**DIRECTION**
Please turn the lines of the listing below into a numbered list, leaving out any blank lines.

**SUPPLIED ENTRIES**
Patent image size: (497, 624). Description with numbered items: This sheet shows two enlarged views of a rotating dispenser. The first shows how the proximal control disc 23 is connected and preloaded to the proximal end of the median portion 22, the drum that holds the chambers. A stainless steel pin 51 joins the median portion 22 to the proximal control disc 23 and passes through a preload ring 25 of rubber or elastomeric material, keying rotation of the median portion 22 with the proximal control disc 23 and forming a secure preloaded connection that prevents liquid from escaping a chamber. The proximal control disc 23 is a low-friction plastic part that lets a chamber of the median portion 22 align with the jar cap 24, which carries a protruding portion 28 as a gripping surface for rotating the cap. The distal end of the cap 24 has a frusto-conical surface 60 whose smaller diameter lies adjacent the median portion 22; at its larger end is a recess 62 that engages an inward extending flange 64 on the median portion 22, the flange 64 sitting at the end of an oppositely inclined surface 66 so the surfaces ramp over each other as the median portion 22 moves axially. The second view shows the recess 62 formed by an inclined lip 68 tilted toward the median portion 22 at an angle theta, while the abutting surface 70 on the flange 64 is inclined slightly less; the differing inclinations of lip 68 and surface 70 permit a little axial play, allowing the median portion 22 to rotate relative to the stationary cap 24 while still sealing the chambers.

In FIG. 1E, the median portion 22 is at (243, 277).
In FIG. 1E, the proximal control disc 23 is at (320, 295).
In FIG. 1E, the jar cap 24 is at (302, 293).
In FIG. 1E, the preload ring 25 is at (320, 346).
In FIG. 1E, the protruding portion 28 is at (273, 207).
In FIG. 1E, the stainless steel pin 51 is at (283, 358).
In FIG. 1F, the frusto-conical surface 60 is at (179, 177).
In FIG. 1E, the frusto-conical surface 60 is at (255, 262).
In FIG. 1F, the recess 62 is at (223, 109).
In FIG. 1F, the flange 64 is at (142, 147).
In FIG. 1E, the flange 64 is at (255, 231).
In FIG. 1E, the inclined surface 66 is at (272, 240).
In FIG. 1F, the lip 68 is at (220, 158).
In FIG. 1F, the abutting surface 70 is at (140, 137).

**RESULT FOR THIS EXERCISE**
1. Patent image size: (497, 624). Description with numbered items: This sheet shows two enlarged views of a rotating dispenser. The first shows how the proximal control disc 23 is connected and preloaded to the proximal end of the median portion 22, the drum that holds the chambers. A stainless steel pin 51 joins the median portion 22 to the proximal control disc 23 and passes through a preload ring 25 of rubber or elastomeric material, keying rotation of the median portion 22 with the proximal control disc 23 and forming a secure preloaded connection that prevents liquid from escaping a chamber. The proximal control disc 23 is a low-friction plastic part that lets a chamber of the median portion 22 align with the jar cap 24, which carries a protruding portion 28 as a gripping surface for rotating the cap. The distal end of the cap 24 has a frusto-conical surface 60 whose smaller diameter lies adjacent the median portion 22; at its larger end is a recess 62 that engages an inward extending flange 64 on the median portion 22, the flange 64 sitting at the end of an oppositely inclined surface 66 so the surfaces ramp over each other as the median portion 22 moves axially. The second view shows the recess 62 formed by an inclined lip 68 tilted toward the median portion 22 at an angle theta, while the abutting surface 70 on the flange 64 is inclined slightly less; the differing inclinations of lip 68 and surface 70 permit a little axial play, allowing the median portion 22 to rotate relative to the stationary cap 24 while still sealing the chambers.
2. In FIG. 1E, the median portion 22 is at (243, 277).
3. In FIG. 1E, the proximal control disc 23 is at (320, 295).
4. In FIG. 1E, the jar cap 24 is at (302, 293).
5. In FIG. 1E, the preload ring 25 is at (320, 346).
6. In FIG. 1E, the protruding portion 28 is at (273, 207).
7. In FIG. 1E, the stainless steel pin 51 is at (283, 358).
8. In FIG. 1F, the frusto-conical surface 60 is at (179, 177).
9. In FIG. 1E, the frusto-conical surface 60 is at (255, 262).
10. In FIG. 1F, the recess 62 is at (223, 109).
11. In FIG. 1F, the flange 64 is at (142, 147).
12. In FIG. 1E, the flange 64 is at (255, 231).
13. In FIG. 1E, the inclined surface 66 is at (272, 240).
14. In FIG. 1F, the lip 68 is at (220, 158).
15. In FIG. 1F, the abutting surface 70 is at (140, 137).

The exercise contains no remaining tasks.